TEXTO APRESENTADO

______

Lições em verso para um adolescente
Tenho um rapazinho de treze anos em casa a quem eu tento dar bons exemplos e alguma educação. É meio inútil, sobretudo hoje em dia, em que tanto o exemplo quanto a educação parecem não ter grande efeito, ou um efeito ainda menor do que quando eu mesmo era adolescente. Mas eu sou teimoso.
Como todo adolescente, este aqui anda numa fase meio preguiçosa, deixando para trás os deveres para ficar com a diversão. Tem argumento para tudo, sobretudo questionar decisões de adultos. O que lhe sobre de argúcia falta em responsabilidade, das coisas maiores às mais simples. Sabe a Teoria da Relatividade, mas precisa que lhe mandem entrar no banho (e sair do banho também).

______

DADOS REGISTRADOS
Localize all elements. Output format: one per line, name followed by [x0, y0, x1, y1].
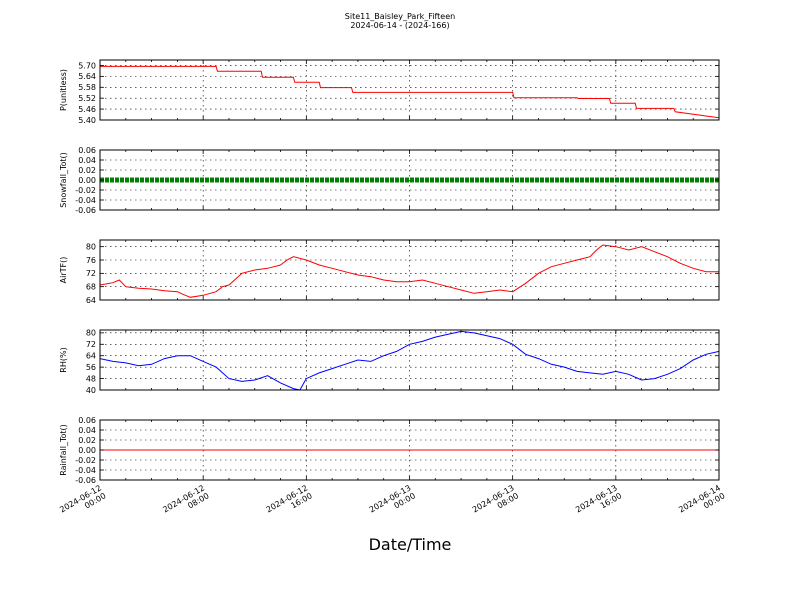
- panel-4: 40 48 56 64 72 80 RH(%): [59, 329, 720, 395]
- y-tick-label: -0.02: [75, 456, 96, 465]
- chart-subtitle: 2024-06-14 - (2024-166): [350, 21, 449, 30]
- panel-3: 64 68 72 76 80 AirTF(): [59, 239, 720, 305]
- y-tick-label: 0.04: [78, 156, 96, 165]
- y-tick-label: 68: [86, 282, 96, 291]
- y-axis-label: P(unitless): [59, 69, 68, 111]
- y-tick-label: -0.04: [75, 196, 96, 205]
- y-tick-label: 48: [86, 374, 96, 383]
- y-tick-label: 56: [86, 363, 96, 372]
- y-tick-label: 80: [86, 242, 96, 251]
- y-tick-label: 72: [86, 269, 96, 278]
- y-tick-label: 0.02: [78, 436, 96, 445]
- y-tick-label: 5.58: [78, 83, 96, 92]
- y-tick-label: -0.06: [75, 476, 96, 485]
- panel-frame: [99, 239, 720, 301]
- y-axis-label: AirTF(): [59, 257, 68, 284]
- x-axis-label: Date/Time: [369, 535, 452, 554]
- y-tick-label: 64: [86, 352, 96, 361]
- series-1-line: [100, 65, 720, 119]
- y-axis-label: Snowfall_Tot(): [59, 152, 68, 208]
- y-tick-label: 0.00: [78, 446, 96, 455]
- y-tick-label: 5.64: [78, 72, 96, 81]
- panel-frame: [99, 329, 720, 391]
- series-3-line: [99, 244, 719, 298]
- y-tick-label: 72: [86, 340, 96, 349]
- y-tick-label: 0.04: [78, 426, 96, 435]
- panel-frame: [99, 59, 720, 121]
- y-axis-label: Rainfall_Tot(): [59, 424, 68, 476]
- panel-1: 5.40 5.46 5.52 5.58 5.64 5.70 P(unitless): [59, 59, 720, 125]
- y-tick-label: 80: [86, 329, 96, 338]
- y-tick-label: 64: [86, 296, 96, 305]
- y-tick-label: 5.52: [78, 94, 96, 103]
- y-tick-label: 0.06: [78, 146, 96, 155]
- y-tick-label: 0.02: [78, 166, 96, 175]
- y-axis-label: RH(%): [59, 347, 68, 372]
- y-tick-label: 0.06: [78, 416, 96, 425]
- chart-title: Site11_Baisley_Park_Fifteen: [345, 12, 455, 21]
- y-tick-label: 76: [86, 256, 96, 265]
- series-4-line: [99, 330, 720, 391]
- y-tick-label: 40: [86, 386, 96, 395]
- panel-5: -0.06-0.04-0.020.000.020.040.06 Rainfall_…: [59, 416, 720, 485]
- y-tick-label: -0.04: [75, 466, 96, 475]
- panel-2: -0.06-0.04-0.020.000.020.040.06 Snowfall_…: [59, 146, 720, 215]
- y-tick-label: 0.00: [78, 176, 96, 185]
- y-tick-label: 5.40: [78, 116, 96, 125]
- y-tick-label: -0.06: [75, 206, 96, 215]
- panels-group: 5.40 5.46 5.52 5.58 5.64 5.70 P(unitless) -0.06…: [58, 59, 727, 514]
- y-tick-label: 5.46: [78, 105, 96, 114]
- y-tick-label: -0.02: [75, 186, 96, 195]
- y-tick-label: 5.70: [78, 61, 96, 70]
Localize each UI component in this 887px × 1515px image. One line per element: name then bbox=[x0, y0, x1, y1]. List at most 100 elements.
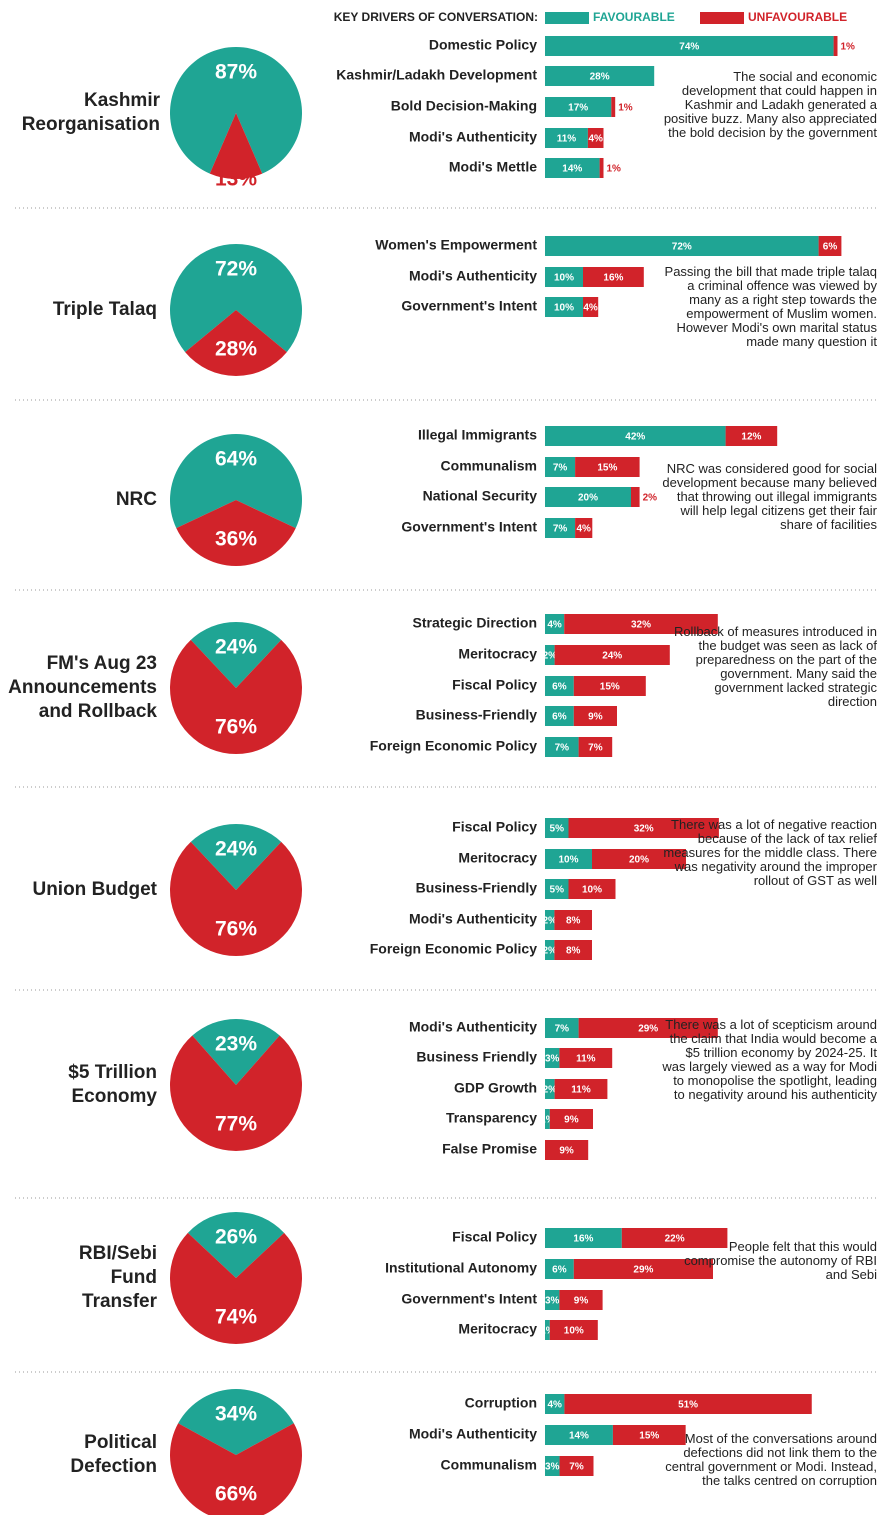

______

SUA TAREFA
Segundo o texto apresentado, quantos anos tem o rapazinho que vive na casa de quem escreve?

RESOLUÇÃO
Treze anos.